:: MATERIAL FOR THIS EXERCISE ::

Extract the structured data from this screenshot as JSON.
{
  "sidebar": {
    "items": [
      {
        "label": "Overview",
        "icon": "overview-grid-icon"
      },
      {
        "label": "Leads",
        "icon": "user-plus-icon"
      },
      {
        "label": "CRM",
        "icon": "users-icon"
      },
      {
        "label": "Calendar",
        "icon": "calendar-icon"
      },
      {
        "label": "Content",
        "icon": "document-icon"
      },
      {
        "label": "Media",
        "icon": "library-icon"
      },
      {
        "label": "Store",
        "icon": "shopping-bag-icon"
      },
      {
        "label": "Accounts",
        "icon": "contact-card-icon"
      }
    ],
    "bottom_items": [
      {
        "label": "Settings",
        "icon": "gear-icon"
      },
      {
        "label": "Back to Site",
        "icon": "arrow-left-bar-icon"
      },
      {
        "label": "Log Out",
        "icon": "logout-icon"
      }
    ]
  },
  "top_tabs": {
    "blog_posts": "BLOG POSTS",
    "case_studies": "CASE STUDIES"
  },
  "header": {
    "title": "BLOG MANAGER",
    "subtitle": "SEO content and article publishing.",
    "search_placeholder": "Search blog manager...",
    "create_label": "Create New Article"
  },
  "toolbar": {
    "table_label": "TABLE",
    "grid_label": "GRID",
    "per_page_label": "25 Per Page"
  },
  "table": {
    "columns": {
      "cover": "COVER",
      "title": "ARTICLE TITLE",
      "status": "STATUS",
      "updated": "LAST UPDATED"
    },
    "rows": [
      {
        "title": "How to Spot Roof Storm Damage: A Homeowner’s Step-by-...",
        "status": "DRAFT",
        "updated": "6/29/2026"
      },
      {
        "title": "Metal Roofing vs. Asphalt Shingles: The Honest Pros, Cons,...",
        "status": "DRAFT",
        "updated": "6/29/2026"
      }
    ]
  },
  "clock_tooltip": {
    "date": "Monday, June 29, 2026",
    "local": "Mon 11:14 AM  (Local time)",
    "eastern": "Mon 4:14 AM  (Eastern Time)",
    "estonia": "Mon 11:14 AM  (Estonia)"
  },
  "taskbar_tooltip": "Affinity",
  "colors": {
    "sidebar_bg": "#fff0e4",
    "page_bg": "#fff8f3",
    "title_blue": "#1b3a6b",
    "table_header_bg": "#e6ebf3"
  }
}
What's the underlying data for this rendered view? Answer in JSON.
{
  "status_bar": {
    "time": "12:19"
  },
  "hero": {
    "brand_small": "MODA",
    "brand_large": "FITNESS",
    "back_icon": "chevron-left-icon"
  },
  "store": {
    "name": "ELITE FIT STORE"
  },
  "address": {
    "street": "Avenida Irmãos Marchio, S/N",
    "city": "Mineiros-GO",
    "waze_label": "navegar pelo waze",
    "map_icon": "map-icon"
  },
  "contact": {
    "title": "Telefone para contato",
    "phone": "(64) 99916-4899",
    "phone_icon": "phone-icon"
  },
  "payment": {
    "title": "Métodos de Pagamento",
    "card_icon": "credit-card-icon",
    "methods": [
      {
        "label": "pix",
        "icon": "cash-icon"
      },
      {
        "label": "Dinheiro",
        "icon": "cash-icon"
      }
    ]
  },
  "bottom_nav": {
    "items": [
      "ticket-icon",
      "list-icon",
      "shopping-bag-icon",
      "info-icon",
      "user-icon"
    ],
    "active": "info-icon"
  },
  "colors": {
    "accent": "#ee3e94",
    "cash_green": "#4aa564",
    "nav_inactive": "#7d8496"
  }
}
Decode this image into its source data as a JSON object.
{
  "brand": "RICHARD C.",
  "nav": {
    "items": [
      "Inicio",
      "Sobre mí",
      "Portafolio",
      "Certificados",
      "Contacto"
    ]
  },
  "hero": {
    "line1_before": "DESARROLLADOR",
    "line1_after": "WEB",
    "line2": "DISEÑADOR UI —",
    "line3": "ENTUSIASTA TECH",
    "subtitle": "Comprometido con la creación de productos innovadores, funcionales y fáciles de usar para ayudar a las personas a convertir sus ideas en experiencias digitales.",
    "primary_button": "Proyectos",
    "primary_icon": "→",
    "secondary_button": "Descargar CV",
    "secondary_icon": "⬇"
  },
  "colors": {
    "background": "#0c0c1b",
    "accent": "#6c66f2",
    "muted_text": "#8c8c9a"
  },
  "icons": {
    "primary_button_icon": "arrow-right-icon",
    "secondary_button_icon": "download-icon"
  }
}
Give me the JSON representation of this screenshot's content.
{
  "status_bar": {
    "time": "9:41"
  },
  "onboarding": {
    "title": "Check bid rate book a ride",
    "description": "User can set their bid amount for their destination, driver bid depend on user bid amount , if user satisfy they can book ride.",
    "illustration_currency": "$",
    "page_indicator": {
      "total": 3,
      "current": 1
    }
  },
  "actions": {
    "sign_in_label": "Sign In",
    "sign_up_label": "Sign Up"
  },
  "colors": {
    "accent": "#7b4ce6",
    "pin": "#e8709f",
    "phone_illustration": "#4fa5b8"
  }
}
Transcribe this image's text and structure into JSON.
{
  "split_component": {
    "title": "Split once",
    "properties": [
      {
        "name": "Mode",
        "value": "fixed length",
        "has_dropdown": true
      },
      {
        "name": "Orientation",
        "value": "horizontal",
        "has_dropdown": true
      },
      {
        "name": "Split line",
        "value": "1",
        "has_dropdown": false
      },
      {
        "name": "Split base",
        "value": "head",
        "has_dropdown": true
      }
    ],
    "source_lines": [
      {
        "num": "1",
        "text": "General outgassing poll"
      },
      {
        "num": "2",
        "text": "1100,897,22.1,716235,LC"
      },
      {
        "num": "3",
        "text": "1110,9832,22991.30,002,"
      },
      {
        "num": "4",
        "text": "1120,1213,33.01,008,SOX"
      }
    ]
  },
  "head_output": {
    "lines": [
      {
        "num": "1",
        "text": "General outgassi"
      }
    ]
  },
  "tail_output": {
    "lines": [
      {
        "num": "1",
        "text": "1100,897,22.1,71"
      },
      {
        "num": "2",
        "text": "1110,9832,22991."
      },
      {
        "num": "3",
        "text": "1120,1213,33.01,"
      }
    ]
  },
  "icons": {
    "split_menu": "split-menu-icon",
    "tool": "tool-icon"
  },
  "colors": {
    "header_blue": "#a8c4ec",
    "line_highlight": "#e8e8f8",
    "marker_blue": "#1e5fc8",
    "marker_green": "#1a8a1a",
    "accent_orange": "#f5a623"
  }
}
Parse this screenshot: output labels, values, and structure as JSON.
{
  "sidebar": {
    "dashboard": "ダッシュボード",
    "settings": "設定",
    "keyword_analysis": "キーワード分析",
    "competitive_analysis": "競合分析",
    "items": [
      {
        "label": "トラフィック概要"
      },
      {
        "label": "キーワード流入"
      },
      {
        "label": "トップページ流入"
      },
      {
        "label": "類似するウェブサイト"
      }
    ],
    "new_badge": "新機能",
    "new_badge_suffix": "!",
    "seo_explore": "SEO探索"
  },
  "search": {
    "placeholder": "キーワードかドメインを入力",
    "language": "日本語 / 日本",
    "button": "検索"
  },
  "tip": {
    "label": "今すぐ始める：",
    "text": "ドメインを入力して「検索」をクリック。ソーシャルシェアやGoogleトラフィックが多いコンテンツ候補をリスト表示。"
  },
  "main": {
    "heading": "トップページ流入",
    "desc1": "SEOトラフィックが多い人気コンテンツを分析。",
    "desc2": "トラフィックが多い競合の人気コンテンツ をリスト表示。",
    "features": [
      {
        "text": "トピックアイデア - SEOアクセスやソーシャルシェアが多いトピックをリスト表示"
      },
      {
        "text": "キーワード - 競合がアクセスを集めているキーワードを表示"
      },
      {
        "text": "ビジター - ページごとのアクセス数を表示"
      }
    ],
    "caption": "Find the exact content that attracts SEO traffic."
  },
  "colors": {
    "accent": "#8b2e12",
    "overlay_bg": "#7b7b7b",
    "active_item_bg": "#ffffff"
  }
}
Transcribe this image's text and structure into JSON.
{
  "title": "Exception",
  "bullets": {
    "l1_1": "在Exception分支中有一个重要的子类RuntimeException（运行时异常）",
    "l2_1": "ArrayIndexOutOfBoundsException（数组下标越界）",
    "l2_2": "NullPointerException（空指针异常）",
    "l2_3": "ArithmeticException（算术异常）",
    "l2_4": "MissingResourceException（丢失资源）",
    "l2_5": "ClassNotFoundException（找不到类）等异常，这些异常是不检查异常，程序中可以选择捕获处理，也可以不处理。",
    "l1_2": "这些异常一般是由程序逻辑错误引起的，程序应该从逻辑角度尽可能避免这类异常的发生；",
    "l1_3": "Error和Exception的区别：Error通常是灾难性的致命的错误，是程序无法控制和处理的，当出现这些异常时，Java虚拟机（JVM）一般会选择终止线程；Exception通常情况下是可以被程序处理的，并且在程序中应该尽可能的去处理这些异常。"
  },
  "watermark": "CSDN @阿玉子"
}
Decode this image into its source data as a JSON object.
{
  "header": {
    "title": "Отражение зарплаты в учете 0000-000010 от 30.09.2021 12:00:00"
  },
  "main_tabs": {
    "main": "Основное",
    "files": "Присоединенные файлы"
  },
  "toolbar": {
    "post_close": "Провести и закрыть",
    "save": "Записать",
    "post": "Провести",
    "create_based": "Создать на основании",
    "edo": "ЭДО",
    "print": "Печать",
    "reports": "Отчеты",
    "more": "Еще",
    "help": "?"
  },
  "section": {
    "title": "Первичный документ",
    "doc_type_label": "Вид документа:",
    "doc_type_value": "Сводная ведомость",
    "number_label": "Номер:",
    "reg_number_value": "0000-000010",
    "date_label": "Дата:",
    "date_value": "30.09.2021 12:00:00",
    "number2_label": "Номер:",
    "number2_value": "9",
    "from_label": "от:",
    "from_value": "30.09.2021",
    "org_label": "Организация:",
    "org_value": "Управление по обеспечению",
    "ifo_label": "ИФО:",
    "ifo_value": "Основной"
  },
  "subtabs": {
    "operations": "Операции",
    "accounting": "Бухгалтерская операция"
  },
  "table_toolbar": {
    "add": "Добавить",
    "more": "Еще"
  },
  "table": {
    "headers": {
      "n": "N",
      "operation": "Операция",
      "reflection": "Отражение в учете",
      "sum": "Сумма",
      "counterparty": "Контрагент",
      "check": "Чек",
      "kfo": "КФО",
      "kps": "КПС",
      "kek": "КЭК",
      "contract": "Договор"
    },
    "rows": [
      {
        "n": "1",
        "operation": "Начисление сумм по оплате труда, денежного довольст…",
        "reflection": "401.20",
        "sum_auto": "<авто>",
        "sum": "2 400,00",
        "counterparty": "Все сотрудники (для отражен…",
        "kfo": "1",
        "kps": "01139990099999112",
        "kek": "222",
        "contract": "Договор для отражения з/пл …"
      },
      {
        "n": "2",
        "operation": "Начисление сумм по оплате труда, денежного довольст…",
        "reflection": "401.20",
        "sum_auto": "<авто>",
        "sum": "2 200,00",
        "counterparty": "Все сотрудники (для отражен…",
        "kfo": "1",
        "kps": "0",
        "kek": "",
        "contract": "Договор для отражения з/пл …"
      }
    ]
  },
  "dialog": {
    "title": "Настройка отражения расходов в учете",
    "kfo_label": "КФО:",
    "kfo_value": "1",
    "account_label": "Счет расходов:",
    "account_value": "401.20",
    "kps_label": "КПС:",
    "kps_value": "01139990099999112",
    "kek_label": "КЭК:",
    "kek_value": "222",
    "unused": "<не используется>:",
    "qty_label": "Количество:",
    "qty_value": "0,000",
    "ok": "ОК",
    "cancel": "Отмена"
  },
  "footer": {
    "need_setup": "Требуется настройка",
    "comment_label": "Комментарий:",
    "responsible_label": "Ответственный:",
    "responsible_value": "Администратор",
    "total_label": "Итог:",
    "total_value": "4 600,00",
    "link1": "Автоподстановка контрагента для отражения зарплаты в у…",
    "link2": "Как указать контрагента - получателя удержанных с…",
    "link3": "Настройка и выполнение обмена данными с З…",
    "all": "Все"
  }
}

:::

REQUIREMENT >> In the listing, find each line with the string "para" and copy it.

SOLUTION TO THE EXERCISE >>
    "title": "Telefone para contato",
    "subtitle": "Comprometido con la creación de productos innovadores, funcionales y fáciles de usar para ayudar a las personas a convertir sus ideas en experiencias digitales.",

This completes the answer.